- [RECORDS FOR PROCESSING]:
━━━━━━━━━━━━━━━━━━━━━━━━━━━━━━

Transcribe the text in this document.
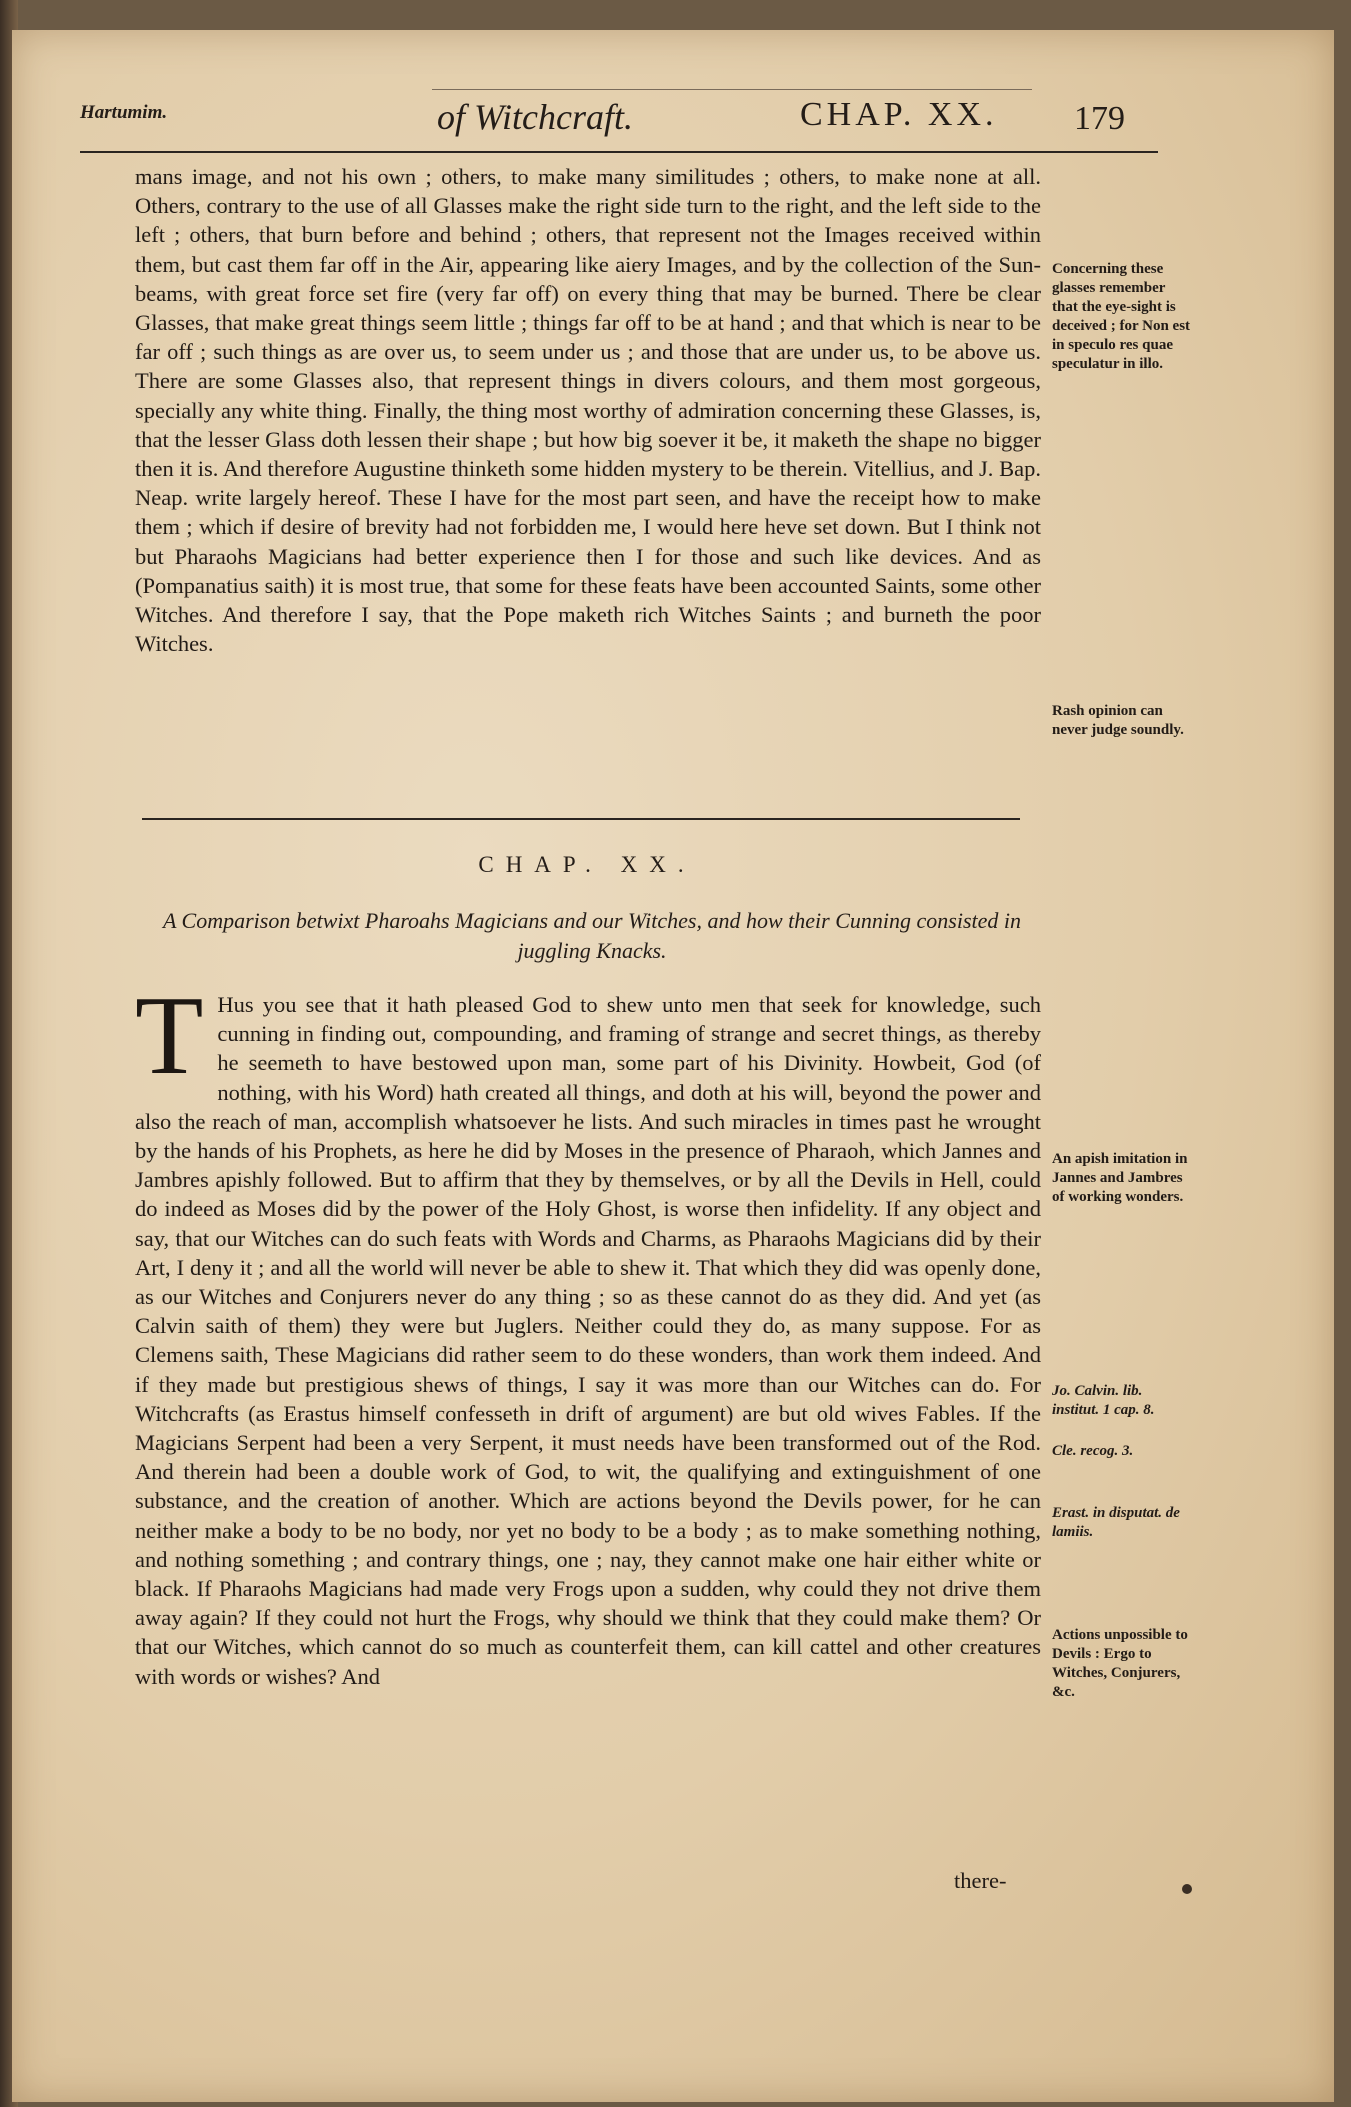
Hartumim.	of Witchcraft.	CHAP. XX. 179

mans image, and not his own ; others, to make many similitudes ; others, to make none at all. Others, contrary to the use of all Glasses make the right side turn to the right, and the left side to the left ; others, that burn before and behind ; others, that represent not the Images received within them, but cast them far off in the Air, appearing like aiery Images, and by the collection of the Sun-beams, with great force set fire (very far off) on every thing that may be burned. There be clear Glasses, that make great things seem little ; things far off to be at hand ; and that which is near to be far off ; such things as are over us, to seem under us ; and those that are under us, to be above us. There are some Glasses also, that represent things in divers colours, and them most gorgeous, specially any white thing. Finally, the thing most worthy of admiration concerning these Glasses, is, that the lesser Glass doth lessen their shape ; but how big soever it be, it maketh the shape no bigger then it is. And therefore Augustine thinketh some hidden mystery to be therein. Vitellius, and J. Bap. Neap. write largely hereof. These I have for the most part seen, and have the receipt how to make them ; which if desire of brevity had not forbidden me, I would here heve set down. But I think not but Pharaohs Magicians had better experience then I for those and such like devices. And as (Pompanatius saith) it is most true, that some for these feats have been accounted Saints, some other Witches. And therefore I say, that the Pope maketh rich Witches Saints ; and burneth the poor Witches.

Concerning these glasses remember that the eye-sight is deceived ; for Non est in speculo res quae speculatur in illo.
Rash opinion can never judge soundly.
CHAP. XX.
A Comparison betwixt Pharoahs Magicians and our Witches, and how their Cunning consisted in juggling Knacks.
T Hus you see that it hath pleased God to shew unto men that seek for knowledge, such cunning in finding out, compounding, and framing of strange and secret things, as thereby he seemeth to have bestowed upon man, some part of his Divinity. Howbeit, God (of nothing, with his Word) hath created all things, and doth at his will, beyond the power and also the reach of man, accomplish whatsoever he lists. And such miracles in times past he wrought by the hands of his Prophets, as here he did by Moses in the presence of Pharaoh, which Jannes and Jambres apishly followed. But to affirm that they by themselves, or by all the Devils in Hell, could do indeed as Moses did by the power of the Holy Ghost, is worse then infidelity. If any object and say, that our Witches can do such feats with Words and Charms, as Pharaohs Magicians did by their Art, I deny it ; and all the world will never be able to shew it. That which they did was openly done, as our Witches and Conjurers never do any thing ; so as these cannot do as they did. And yet (as Calvin saith of them) they were but Juglers. Neither could they do, as many suppose. For as Clemens saith, These Magicians did rather seem to do these wonders, than work them indeed. And if they made but prestigious shews of things, I say it was more than our Witches can do. For Witchcrafts (as Erastus himself confesseth in drift of argument) are but old wives Fables. If the Magicians Serpent had been a very Serpent, it must needs have been transformed out of the Rod. And therein had been a double work of God, to wit, the qualifying and extinguishment of one substance, and the creation of another. Which are actions beyond the Devils power, for he can neither make a body to be no body, nor yet no body to be a body ; as to make something nothing, and nothing something ; and contrary things, one ; nay, they cannot make one hair either white or black. If Pharaohs Magicians had made very Frogs upon a sudden, why could they not drive them away again? If they could not hurt the Frogs, why should we think that they could make them? Or that our Witches, which cannot do so much as counterfeit them, can kill cattel and other creatures with words or wishes? And

An apish imitation in Jannes and Jambres of working wonders.
Jo. Calvin. lib. institut. 1 cap. 8.
Cle. recog. 3.
Erast. in disputat. de lamiis.
Actions unpossible to Devils : Ergo to Witches, Conjurers, &c.
there-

━━━━━━━━━━━━━━━━━━━━━━━━━━━━━━

- [WHAT THIS TASK INVOLVES]: List each line holding the string "CHAP".

- [RESULT]:
Hartumim.	of Witchcraft.	CHAP. XX. 179
CHAP. XX.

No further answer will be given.